↓

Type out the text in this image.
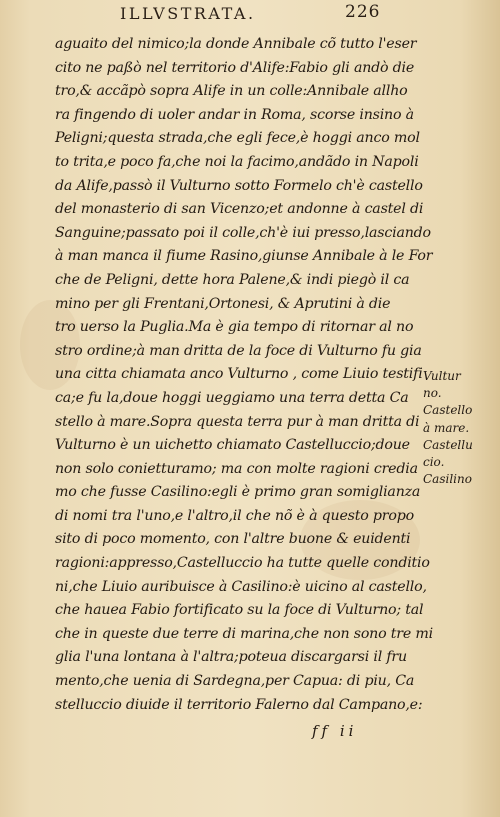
ILLVSTRATA.	226
aguaito del nimico;la donde Annibale cõ tutto l'eser
cito ne paßò nel territorio d'Alife:Fabio gli andò die
tro,& accãpò sopra Alife in un colle:Annibale allho
ra fingendo di uoler andar in Roma, scorse insino à
Peligni;questa strada,che egli fece,è hoggi anco mol
to trita,e poco fa,che noi la facimo,andãdo in Napoli
da Alife,passò il Vulturno sotto Formelo ch'è castello
del monasterio di san Vicenzo;et andonne à castel di
Sanguine;passato poi il colle,ch'è iui presso,lasciando
à man manca il fiume Rasino,giunse Annibale à le For
che de Peligni, dette hora Palene,& indi piegò il ca
mino per gli Frentani,Ortonesi, & Aprutini à die
tro uerso la Puglia.Ma è gia tempo di ritornar al no
stro ordine;à man dritta de la foce di Vulturno fu gia
una citta chiamata anco Vulturno , come Liuio testifi
ca;e fu la,doue hoggi ueggiamo una terra detta Ca
stello à mare.Sopra questa terra pur à man dritta di
Vulturno è un uichetto chiamato Castelluccio;doue
non solo conietturamo; ma con molte ragioni credia
mo che fusse Casilino:egli è primo gran somiglianza
di nomi tra l'uno,e l'altro,il che nõ è à questo propo
sito di poco momento, con l'altre buone & euidenti
ragioni:appresso,Castelluccio ha tutte quelle conditio
ni,che Liuio auribuisce à Casilino:è uicino al castello,
che hauea Fabio fortificato su la foce di Vulturno; tal
che in queste due terre di marina,che non sono tre mi
glia l'una lontana à l'altra;poteua discargarsi il fru
mento,che uenia di Sardegna,per Capua: di piu, Ca
stelluccio diuide il territorio Falerno dal Campano,e:
Vultur
no.
Castello
à mare.
Castellu
cio.
Casilino
ff ii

↑

*Requirements:*
From the material above, copy everything exactly but the pictures.

*Task response:*
Type out the text in this image.
ILLVSTRATA.	226
aguaito del nimico;la donde Annibale cõ tutto l'eser
cito ne paßò nel territorio d'Alife:Fabio gli andò die
tro,& accãpò sopra Alife in un colle:Annibale allho
ra fingendo di uoler andar in Roma, scorse insino à
Peligni;questa strada,che egli fece,è hoggi anco mol
to trita,e poco fa,che noi la facimo,andãdo in Napoli
da Alife,passò il Vulturno sotto Formelo ch'è castello
del monasterio di san Vicenzo;et andonne à castel di
Sanguine;passato poi il colle,ch'è iui presso,lasciando
à man manca il fiume Rasino,giunse Annibale à le For
che de Peligni, dette hora Palene,& indi piegò il ca
mino per gli Frentani,Ortonesi, & Aprutini à die
tro uerso la Puglia.Ma è gia tempo di ritornar al no
stro ordine;à man dritta de la foce di Vulturno fu gia
una citta chiamata anco Vulturno , come Liuio testifi
ca;e fu la,doue hoggi ueggiamo una terra detta Ca
stello à mare.Sopra questa terra pur à man dritta di
Vulturno è un uichetto chiamato Castelluccio;doue
non solo conietturamo; ma con molte ragioni credia
mo che fusse Casilino:egli è primo gran somiglianza
di nomi tra l'uno,e l'altro,il che nõ è à questo propo
sito di poco momento, con l'altre buone & euidenti
ragioni:appresso,Castelluccio ha tutte quelle conditio
ni,che Liuio auribuisce à Casilino:è uicino al castello,
che hauea Fabio fortificato su la foce di Vulturno; tal
che in queste due terre di marina,che non sono tre mi
glia l'una lontana à l'altra;poteua discargarsi il fru
mento,che uenia di Sardegna,per Capua: di piu, Ca
stelluccio diuide il territorio Falerno dal Campano,e:
Vultur
no.
Castello
à mare.
Castellu
cio.
Casilino
ff ii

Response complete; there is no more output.